[Entries from a visual dataset]
-------------------------

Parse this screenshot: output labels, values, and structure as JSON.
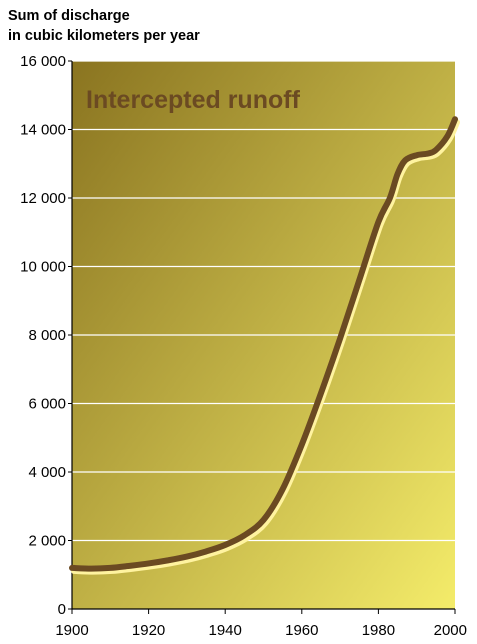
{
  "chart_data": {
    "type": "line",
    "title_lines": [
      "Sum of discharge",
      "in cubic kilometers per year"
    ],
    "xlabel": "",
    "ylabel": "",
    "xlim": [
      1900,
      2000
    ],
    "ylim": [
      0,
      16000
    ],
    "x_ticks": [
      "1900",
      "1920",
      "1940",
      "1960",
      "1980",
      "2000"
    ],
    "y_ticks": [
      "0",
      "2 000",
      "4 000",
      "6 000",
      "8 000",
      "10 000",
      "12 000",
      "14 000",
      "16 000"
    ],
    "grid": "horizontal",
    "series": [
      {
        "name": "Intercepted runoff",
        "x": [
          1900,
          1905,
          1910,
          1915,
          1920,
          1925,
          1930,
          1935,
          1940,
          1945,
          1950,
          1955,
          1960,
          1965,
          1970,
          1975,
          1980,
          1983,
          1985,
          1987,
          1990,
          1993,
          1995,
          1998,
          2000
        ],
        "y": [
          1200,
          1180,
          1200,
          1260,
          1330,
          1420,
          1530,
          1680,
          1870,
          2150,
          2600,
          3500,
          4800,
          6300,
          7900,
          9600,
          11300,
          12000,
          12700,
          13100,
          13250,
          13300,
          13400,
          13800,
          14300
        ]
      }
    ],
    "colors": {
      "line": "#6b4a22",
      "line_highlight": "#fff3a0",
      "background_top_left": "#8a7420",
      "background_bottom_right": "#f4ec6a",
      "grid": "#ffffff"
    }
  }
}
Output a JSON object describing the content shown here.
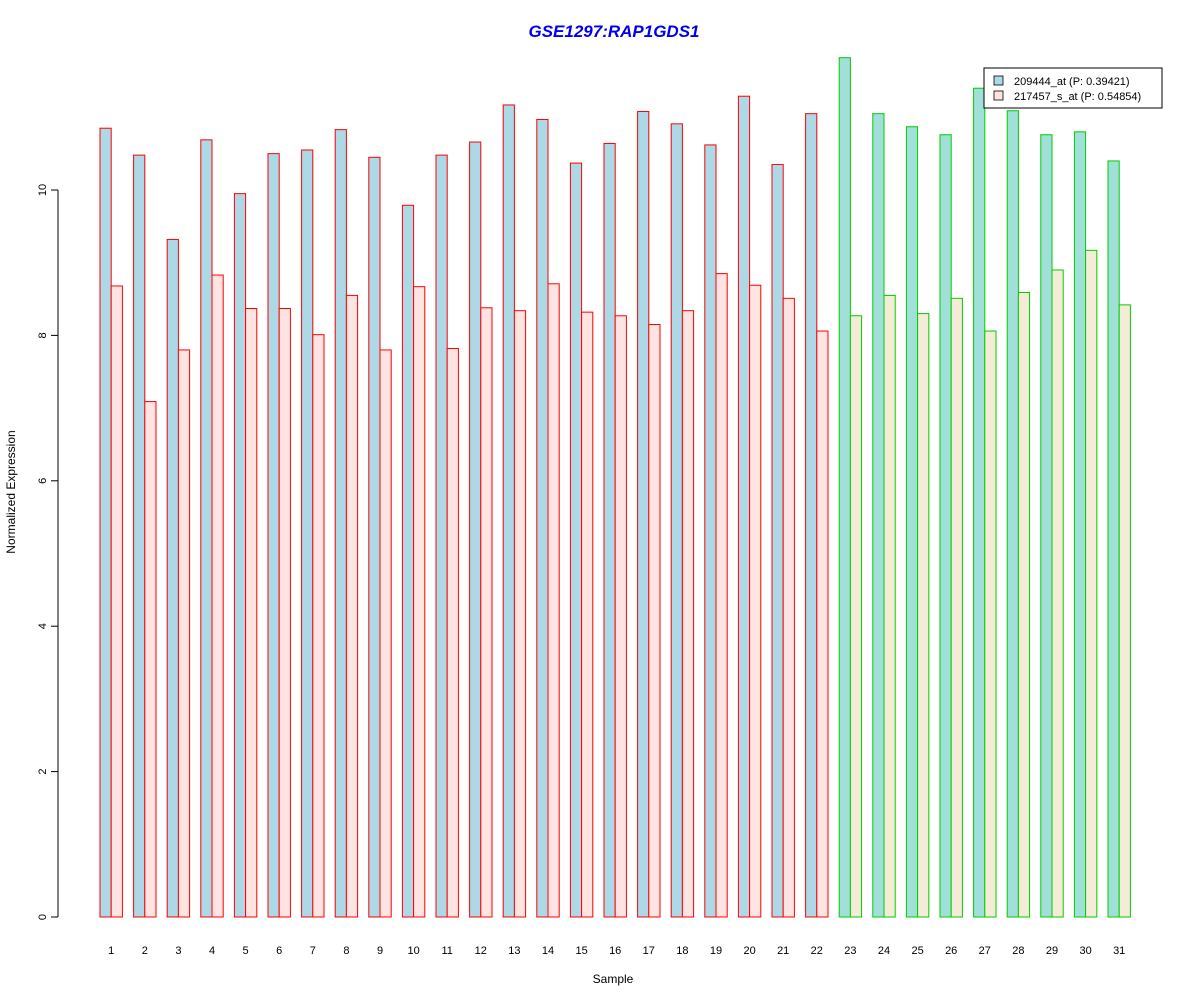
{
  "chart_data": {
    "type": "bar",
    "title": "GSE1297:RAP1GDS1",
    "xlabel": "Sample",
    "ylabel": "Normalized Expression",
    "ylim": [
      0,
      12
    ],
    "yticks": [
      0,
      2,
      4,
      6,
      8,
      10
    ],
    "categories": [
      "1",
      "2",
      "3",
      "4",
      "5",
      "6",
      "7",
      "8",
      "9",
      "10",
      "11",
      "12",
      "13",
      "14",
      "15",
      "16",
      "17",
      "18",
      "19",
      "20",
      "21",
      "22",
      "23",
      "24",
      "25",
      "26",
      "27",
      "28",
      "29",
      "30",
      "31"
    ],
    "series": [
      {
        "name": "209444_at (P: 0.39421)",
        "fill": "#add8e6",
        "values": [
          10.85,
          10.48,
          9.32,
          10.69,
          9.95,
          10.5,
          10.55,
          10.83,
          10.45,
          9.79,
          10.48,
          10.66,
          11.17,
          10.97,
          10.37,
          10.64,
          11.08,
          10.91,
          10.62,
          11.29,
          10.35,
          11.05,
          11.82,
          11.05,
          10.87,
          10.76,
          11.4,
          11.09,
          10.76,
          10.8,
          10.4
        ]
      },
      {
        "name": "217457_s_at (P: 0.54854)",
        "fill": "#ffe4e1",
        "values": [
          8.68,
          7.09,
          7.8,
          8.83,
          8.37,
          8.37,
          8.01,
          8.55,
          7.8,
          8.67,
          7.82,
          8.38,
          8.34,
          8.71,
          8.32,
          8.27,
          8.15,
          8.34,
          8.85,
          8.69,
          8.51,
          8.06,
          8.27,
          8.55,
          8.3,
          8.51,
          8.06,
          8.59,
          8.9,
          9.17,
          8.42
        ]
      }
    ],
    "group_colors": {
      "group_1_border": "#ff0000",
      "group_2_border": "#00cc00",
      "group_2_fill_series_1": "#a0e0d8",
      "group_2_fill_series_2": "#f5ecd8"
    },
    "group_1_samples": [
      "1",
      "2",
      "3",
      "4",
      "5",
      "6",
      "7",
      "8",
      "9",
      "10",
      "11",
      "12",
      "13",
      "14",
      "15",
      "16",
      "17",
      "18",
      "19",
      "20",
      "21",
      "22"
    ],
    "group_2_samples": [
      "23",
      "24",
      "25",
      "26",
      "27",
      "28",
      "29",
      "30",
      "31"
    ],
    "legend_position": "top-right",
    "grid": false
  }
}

-------------------------

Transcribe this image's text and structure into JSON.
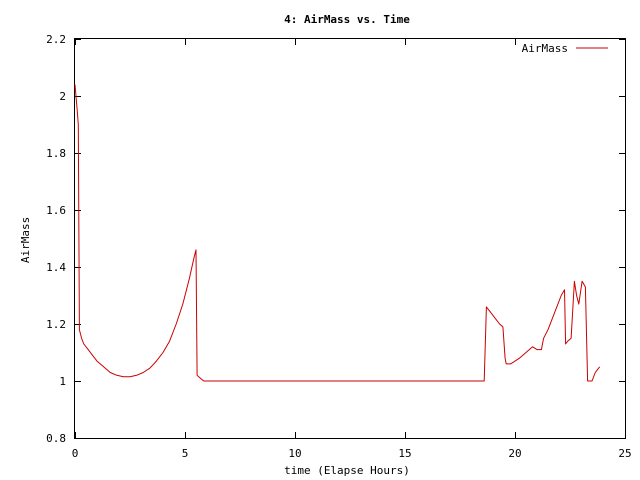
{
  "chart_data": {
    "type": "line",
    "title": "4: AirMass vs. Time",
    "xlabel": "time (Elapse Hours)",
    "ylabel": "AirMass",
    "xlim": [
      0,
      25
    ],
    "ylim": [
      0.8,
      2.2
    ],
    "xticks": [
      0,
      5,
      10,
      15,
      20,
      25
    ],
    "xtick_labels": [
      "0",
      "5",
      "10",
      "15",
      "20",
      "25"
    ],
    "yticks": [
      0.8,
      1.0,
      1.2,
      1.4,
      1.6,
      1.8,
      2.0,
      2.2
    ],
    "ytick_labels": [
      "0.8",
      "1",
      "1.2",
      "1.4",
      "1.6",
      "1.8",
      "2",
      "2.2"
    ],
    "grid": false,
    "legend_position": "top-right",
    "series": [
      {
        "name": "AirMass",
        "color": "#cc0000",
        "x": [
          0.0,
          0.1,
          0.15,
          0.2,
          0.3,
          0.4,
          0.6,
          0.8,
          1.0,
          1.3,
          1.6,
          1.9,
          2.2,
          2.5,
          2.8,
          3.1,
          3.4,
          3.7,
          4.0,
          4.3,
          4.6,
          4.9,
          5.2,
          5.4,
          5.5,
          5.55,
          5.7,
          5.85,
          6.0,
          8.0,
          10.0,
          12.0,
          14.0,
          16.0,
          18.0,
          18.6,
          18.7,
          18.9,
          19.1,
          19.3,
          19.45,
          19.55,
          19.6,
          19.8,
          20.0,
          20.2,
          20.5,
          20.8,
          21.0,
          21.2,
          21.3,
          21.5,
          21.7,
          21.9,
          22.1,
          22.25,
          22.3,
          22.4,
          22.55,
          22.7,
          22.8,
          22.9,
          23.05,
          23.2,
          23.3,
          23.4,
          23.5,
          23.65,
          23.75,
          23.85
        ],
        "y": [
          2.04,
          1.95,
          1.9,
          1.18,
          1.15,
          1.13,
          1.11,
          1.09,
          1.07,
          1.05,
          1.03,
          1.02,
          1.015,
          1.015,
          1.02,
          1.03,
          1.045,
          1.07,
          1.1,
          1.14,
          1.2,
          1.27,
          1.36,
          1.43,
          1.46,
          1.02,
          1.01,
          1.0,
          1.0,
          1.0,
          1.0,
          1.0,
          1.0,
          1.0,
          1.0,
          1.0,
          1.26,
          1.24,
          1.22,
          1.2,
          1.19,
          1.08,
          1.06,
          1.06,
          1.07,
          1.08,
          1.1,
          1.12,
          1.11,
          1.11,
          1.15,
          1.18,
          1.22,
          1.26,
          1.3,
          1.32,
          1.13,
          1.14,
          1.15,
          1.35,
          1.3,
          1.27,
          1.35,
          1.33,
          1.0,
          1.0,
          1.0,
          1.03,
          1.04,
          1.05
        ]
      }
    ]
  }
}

-------------------------

__WHAT IS BEING ASKED__
Pick out each line in the material containing "structure".

__WRITTEN SOLUTION__
Parse this screenshot: output labels, values, and structure as JSON.
Transcribe this image's text and structure into JSON.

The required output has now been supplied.